--- START OF RECORDS FOR THIS EXERCISE ---

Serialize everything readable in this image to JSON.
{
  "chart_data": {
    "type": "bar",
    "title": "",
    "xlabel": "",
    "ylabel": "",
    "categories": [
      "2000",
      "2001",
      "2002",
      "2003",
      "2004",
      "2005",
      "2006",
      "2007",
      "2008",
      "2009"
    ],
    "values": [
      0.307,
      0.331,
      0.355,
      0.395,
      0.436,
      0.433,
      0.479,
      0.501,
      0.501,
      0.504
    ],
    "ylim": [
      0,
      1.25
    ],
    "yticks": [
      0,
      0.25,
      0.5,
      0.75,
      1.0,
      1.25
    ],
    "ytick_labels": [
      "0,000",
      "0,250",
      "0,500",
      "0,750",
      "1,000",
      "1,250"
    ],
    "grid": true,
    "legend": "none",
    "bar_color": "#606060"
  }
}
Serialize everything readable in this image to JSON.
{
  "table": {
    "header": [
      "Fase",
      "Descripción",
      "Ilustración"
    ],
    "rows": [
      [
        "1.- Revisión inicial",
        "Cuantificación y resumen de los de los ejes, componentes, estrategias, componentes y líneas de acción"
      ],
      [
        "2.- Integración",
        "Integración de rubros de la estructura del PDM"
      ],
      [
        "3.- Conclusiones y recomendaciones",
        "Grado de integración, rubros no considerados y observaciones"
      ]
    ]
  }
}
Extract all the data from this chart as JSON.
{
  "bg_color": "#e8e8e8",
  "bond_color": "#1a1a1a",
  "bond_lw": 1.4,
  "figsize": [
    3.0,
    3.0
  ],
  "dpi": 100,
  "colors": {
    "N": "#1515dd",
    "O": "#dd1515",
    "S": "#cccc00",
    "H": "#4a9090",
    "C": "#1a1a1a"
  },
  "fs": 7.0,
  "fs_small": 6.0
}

--- END OF RECORDS FOR THIS EXERCISE ---

- _GOAL_
Print back all the lines verbatim.

- _THE OUTPUT_
Serialize everything readable in this image to JSON.
{
  "chart_data": {
    "type": "bar",
    "title": "",
    "xlabel": "",
    "ylabel": "",
    "categories": [
      "2000",
      "2001",
      "2002",
      "2003",
      "2004",
      "2005",
      "2006",
      "2007",
      "2008",
      "2009"
    ],
    "values": [
      0.307,
      0.331,
      0.355,
      0.395,
      0.436,
      0.433,
      0.479,
      0.501,
      0.501,
      0.504
    ],
    "ylim": [
      0,
      1.25
    ],
    "yticks": [
      0,
      0.25,
      0.5,
      0.75,
      1.0,
      1.25
    ],
    "ytick_labels": [
      "0,000",
      "0,250",
      "0,500",
      "0,750",
      "1,000",
      "1,250"
    ],
    "grid": true,
    "legend": "none",
    "bar_color": "#606060"
  }
}
Serialize everything readable in this image to JSON.
{
  "table": {
    "header": [
      "Fase",
      "Descripción",
      "Ilustración"
    ],
    "rows": [
      [
        "1.- Revisión inicial",
        "Cuantificación y resumen de los de los ejes, componentes, estrategias, componentes y líneas de acción"
      ],
      [
        "2.- Integración",
        "Integración de rubros de la estructura del PDM"
      ],
      [
        "3.- Conclusiones y recomendaciones",
        "Grado de integración, rubros no considerados y observaciones"
      ]
    ]
  }
}
Extract all the data from this chart as JSON.
{
  "bg_color": "#e8e8e8",
  "bond_color": "#1a1a1a",
  "bond_lw": 1.4,
  "figsize": [
    3.0,
    3.0
  ],
  "dpi": 100,
  "colors": {
    "N": "#1515dd",
    "O": "#dd1515",
    "S": "#cccc00",
    "H": "#4a9090",
    "C": "#1a1a1a"
  },
  "fs": 7.0,
  "fs_small": 6.0
}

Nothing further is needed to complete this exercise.